WHAT YOU SHOULD DO: Say how many lines contain "юридической"; the answer is the number alone.

━━ GIVEN RECORDS ━━

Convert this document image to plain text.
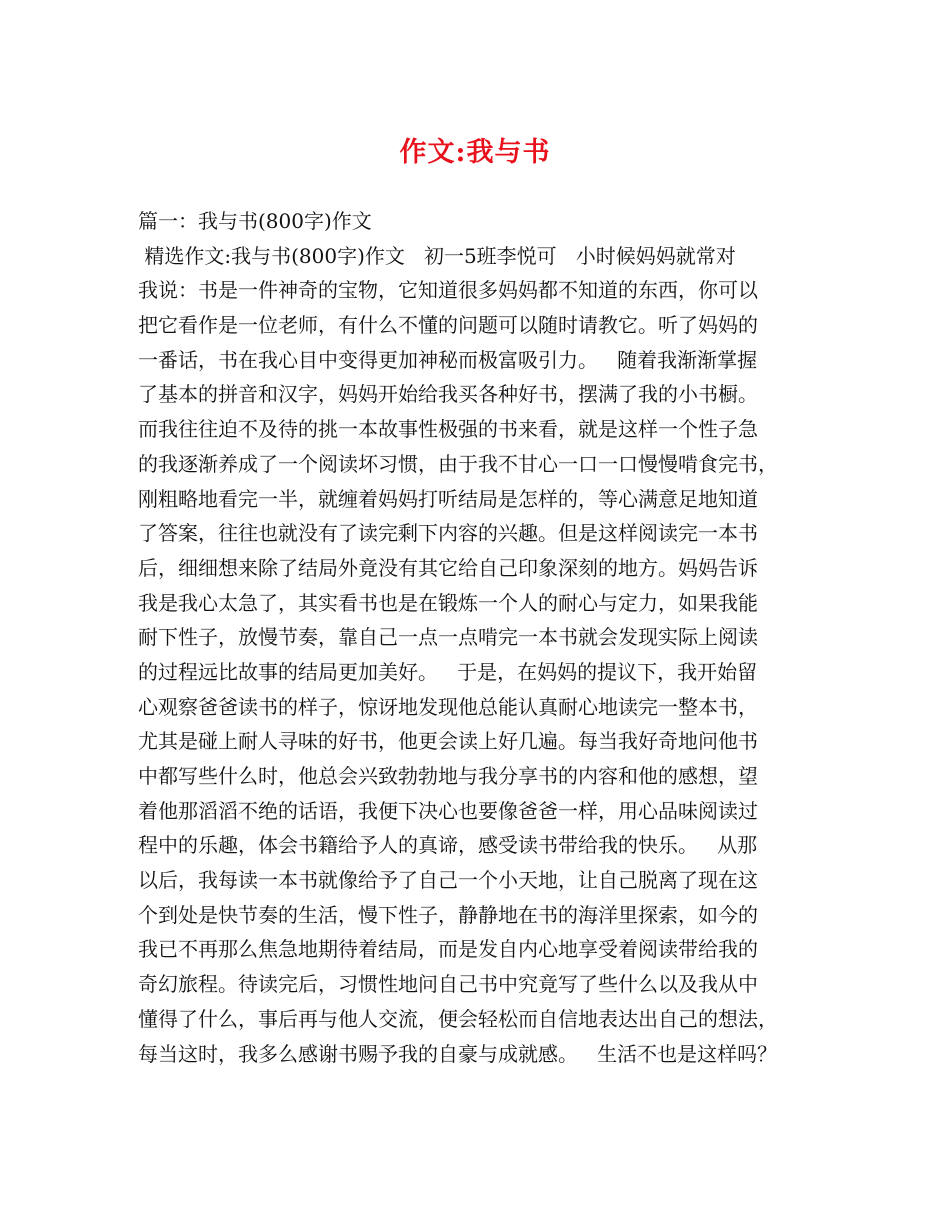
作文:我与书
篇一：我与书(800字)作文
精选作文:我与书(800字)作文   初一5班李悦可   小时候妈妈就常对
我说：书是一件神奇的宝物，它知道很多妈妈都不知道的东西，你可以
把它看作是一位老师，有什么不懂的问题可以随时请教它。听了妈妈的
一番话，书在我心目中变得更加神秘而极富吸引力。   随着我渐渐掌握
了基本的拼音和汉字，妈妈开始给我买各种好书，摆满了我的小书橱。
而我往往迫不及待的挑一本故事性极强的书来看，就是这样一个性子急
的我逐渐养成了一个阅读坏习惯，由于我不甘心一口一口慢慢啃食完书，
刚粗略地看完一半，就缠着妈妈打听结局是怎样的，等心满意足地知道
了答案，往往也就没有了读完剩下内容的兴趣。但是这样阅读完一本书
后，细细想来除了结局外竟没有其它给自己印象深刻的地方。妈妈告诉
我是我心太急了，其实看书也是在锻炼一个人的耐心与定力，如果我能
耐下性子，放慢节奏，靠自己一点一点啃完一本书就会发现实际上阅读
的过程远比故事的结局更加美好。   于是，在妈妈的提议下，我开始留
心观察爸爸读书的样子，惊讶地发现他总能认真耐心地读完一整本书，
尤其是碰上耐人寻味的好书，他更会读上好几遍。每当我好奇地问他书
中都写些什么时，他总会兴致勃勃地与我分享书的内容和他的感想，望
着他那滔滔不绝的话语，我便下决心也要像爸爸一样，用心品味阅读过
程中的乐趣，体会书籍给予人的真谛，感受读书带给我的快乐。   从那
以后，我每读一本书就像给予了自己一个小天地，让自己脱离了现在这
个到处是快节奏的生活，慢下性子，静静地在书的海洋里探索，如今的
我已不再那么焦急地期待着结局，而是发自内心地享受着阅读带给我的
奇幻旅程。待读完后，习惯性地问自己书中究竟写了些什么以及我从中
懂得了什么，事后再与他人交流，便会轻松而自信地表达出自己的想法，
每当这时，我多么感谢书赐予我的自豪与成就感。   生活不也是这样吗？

━━━
━━ GIVEN RECORDS ━━

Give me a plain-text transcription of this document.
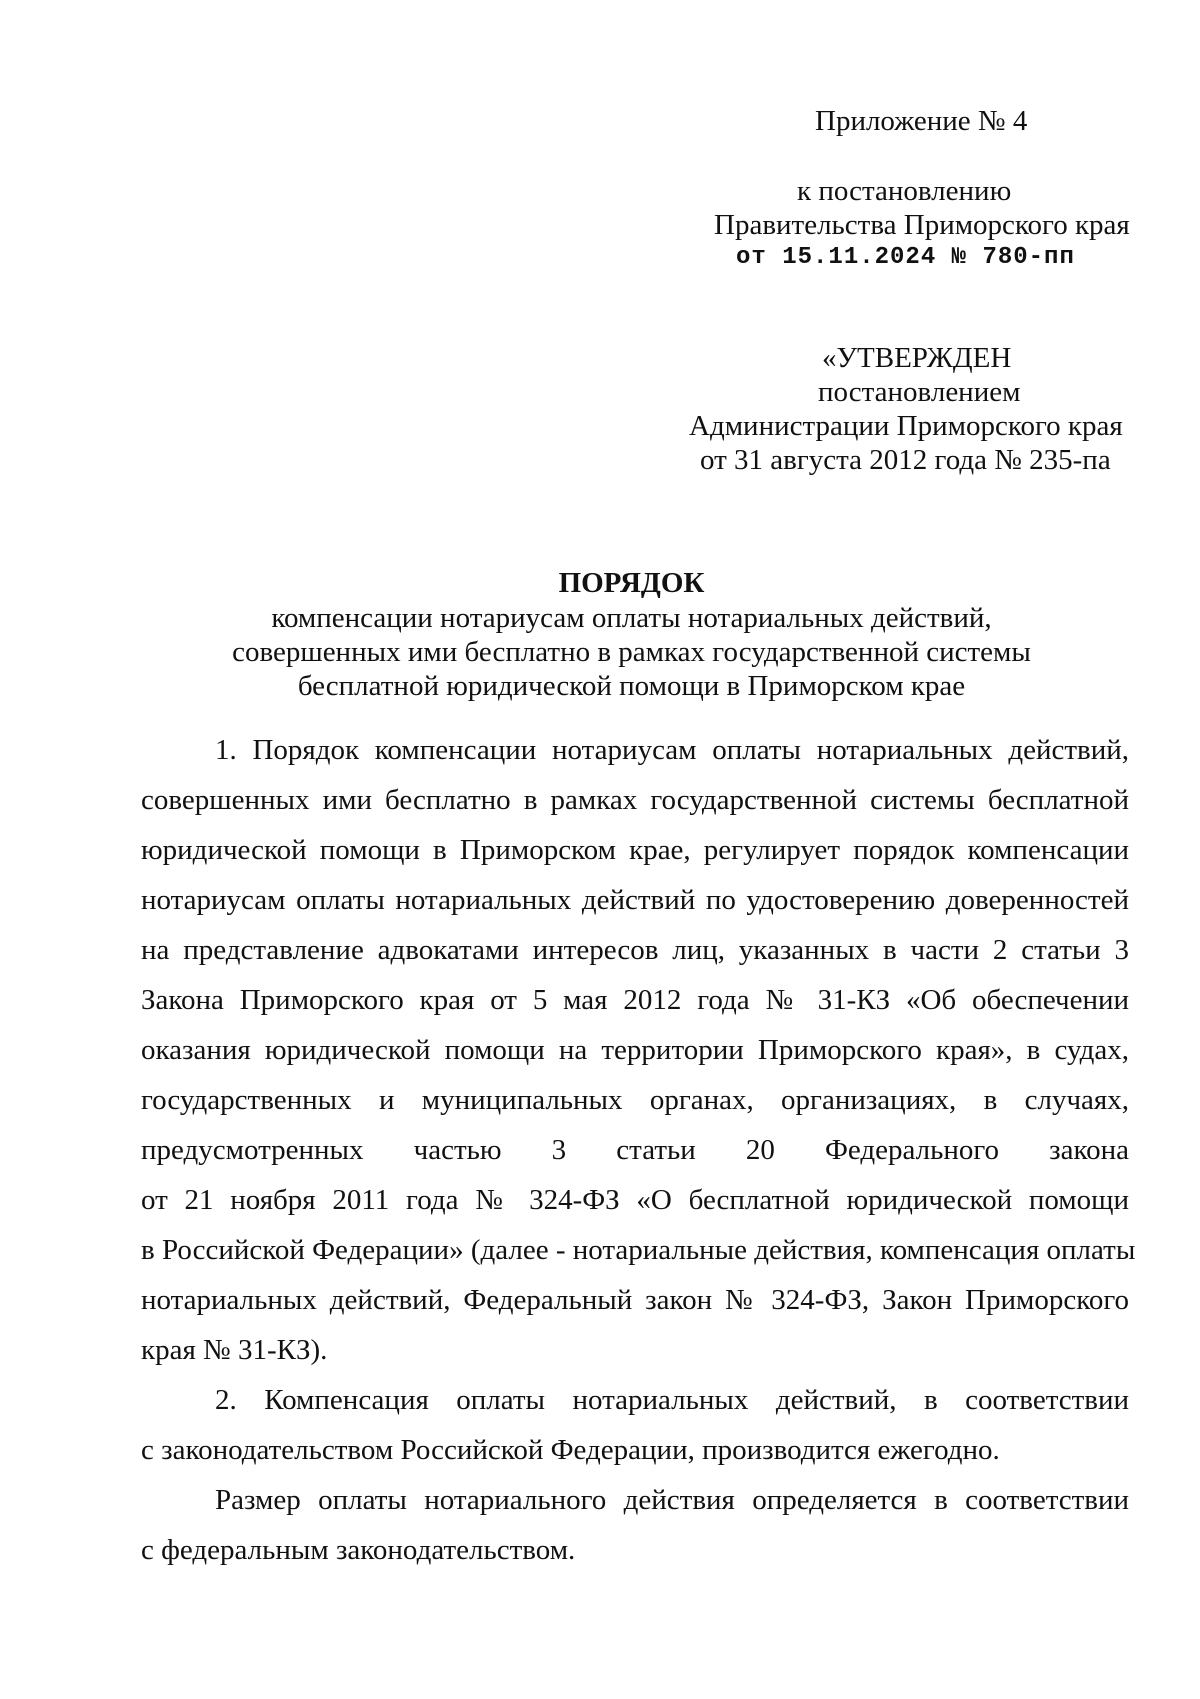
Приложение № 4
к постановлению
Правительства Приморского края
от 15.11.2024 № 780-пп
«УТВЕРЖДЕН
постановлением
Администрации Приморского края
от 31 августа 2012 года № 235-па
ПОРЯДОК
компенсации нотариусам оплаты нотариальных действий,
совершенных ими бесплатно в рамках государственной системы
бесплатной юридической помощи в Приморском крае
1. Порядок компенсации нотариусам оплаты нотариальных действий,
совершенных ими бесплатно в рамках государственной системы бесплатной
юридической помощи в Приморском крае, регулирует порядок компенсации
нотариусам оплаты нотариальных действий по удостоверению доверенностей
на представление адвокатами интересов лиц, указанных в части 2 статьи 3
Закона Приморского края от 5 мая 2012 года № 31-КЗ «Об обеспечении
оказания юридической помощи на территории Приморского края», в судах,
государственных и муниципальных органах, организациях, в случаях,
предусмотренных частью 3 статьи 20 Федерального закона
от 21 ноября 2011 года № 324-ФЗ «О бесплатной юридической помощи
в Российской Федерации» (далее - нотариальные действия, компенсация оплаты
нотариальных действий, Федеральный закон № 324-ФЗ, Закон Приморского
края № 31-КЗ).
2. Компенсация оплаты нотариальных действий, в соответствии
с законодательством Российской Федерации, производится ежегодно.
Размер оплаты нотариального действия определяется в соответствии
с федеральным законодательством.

━━━

ANSWER TO THIS PROBLEM: 4